* [Problem to work on]: Repeat each record exactly as written, and drop any images.

┌─ Data supplied

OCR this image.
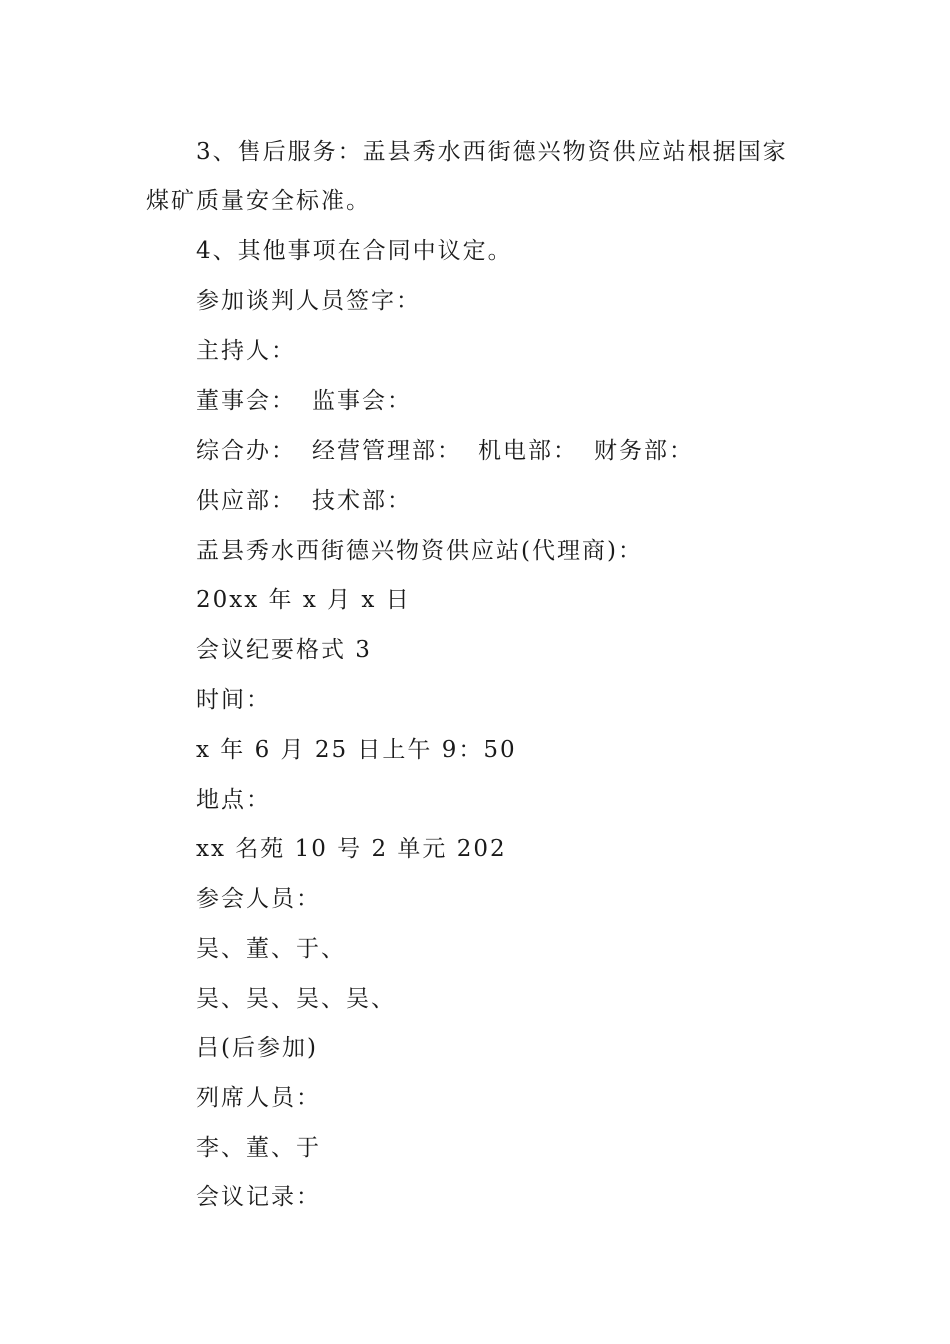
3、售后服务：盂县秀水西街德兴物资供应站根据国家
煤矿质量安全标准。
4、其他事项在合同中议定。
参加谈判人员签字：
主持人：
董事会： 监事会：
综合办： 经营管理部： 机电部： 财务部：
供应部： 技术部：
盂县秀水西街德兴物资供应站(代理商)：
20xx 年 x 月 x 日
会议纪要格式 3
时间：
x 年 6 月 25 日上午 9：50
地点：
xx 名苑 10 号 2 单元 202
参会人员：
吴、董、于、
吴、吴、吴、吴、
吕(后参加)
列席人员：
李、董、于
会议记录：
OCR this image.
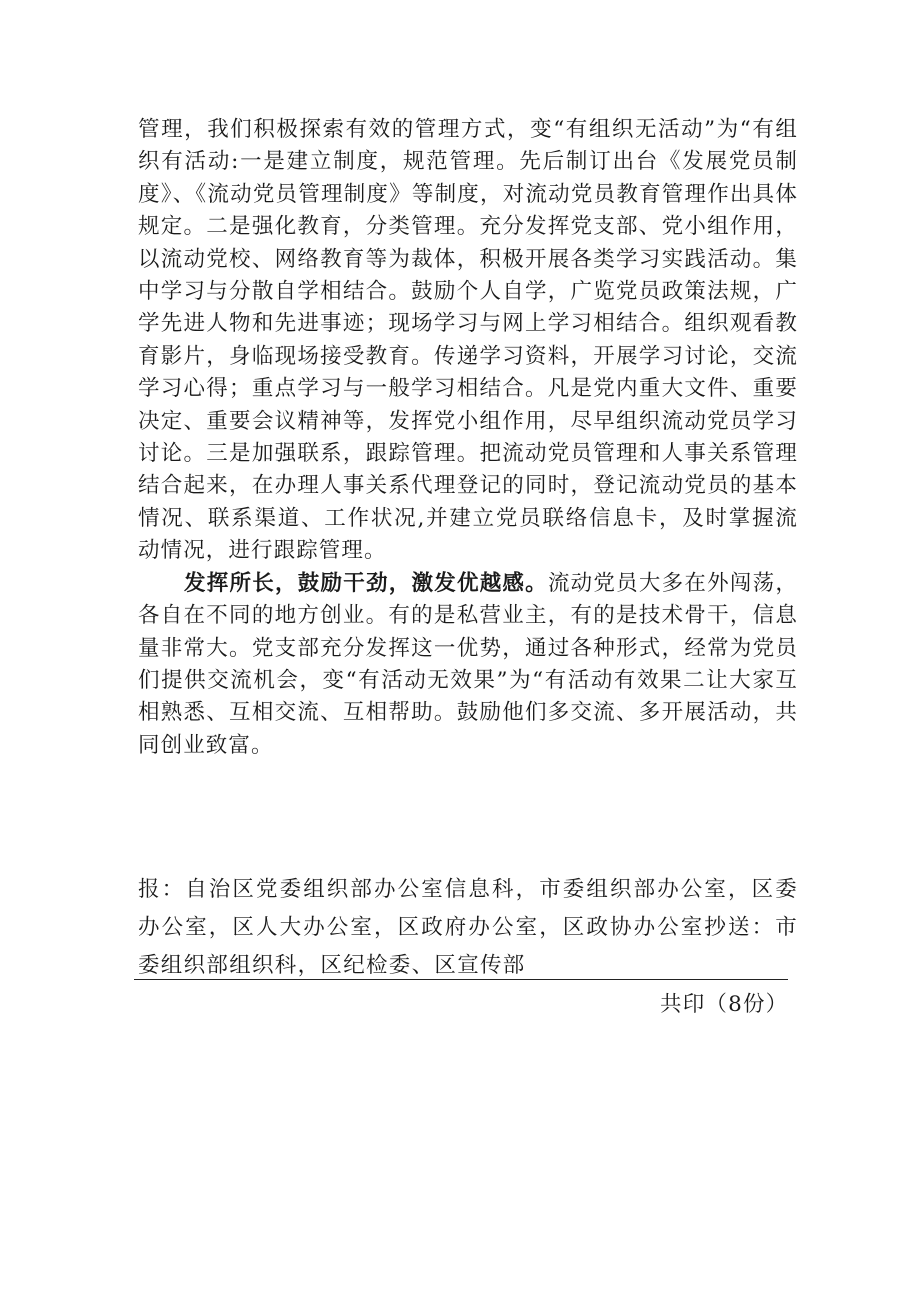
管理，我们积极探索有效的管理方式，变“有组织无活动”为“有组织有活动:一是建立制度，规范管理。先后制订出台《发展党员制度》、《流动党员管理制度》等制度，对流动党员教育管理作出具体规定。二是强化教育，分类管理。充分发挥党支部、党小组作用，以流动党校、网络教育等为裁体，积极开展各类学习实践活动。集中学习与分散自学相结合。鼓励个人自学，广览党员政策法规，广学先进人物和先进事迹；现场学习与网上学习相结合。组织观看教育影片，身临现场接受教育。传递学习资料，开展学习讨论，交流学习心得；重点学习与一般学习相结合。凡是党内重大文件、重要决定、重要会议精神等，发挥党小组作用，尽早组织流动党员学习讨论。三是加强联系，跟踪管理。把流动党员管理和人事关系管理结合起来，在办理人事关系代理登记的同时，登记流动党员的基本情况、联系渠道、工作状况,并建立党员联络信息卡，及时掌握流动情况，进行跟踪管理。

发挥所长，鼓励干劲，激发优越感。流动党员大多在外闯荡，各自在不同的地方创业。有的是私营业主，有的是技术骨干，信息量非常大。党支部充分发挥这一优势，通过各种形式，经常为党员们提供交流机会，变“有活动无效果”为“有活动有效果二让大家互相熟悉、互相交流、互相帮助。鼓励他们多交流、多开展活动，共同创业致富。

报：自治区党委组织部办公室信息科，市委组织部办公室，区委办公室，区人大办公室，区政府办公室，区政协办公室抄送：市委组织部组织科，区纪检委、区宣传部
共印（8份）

└─

* [Exercise answer]:
OCR this image.
3、售后服务：盂县秀水西街德兴物资供应站根据国家
煤矿质量安全标准。
4、其他事项在合同中议定。
参加谈判人员签字：
主持人：
董事会： 监事会：
综合办： 经营管理部： 机电部： 财务部：
供应部： 技术部：
盂县秀水西街德兴物资供应站(代理商)：
20xx 年 x 月 x 日
会议纪要格式 3
时间：
x 年 6 月 25 日上午 9：50
地点：
xx 名苑 10 号 2 单元 202
参会人员：
吴、董、于、
吴、吴、吴、吴、
吕(后参加)
列席人员：
李、董、于
会议记录：
OCR this image.
管理，我们积极探索有效的管理方式，变“有组织无活动”为“有组织有活动:一是建立制度，规范管理。先后制订出台《发展党员制度》、《流动党员管理制度》等制度，对流动党员教育管理作出具体规定。二是强化教育，分类管理。充分发挥党支部、党小组作用，以流动党校、网络教育等为裁体，积极开展各类学习实践活动。集中学习与分散自学相结合。鼓励个人自学，广览党员政策法规，广学先进人物和先进事迹；现场学习与网上学习相结合。组织观看教育影片，身临现场接受教育。传递学习资料，开展学习讨论，交流学习心得；重点学习与一般学习相结合。凡是党内重大文件、重要决定、重要会议精神等，发挥党小组作用，尽早组织流动党员学习讨论。三是加强联系，跟踪管理。把流动党员管理和人事关系管理结合起来，在办理人事关系代理登记的同时，登记流动党员的基本情况、联系渠道、工作状况,并建立党员联络信息卡，及时掌握流动情况，进行跟踪管理。

发挥所长，鼓励干劲，激发优越感。流动党员大多在外闯荡，各自在不同的地方创业。有的是私营业主，有的是技术骨干，信息量非常大。党支部充分发挥这一优势，通过各种形式，经常为党员们提供交流机会，变“有活动无效果”为“有活动有效果二让大家互相熟悉、互相交流、互相帮助。鼓励他们多交流、多开展活动，共同创业致富。

报：自治区党委组织部办公室信息科，市委组织部办公室，区委办公室，区人大办公室，区政府办公室，区政协办公室抄送：市委组织部组织科，区纪检委、区宣传部
共印（8份）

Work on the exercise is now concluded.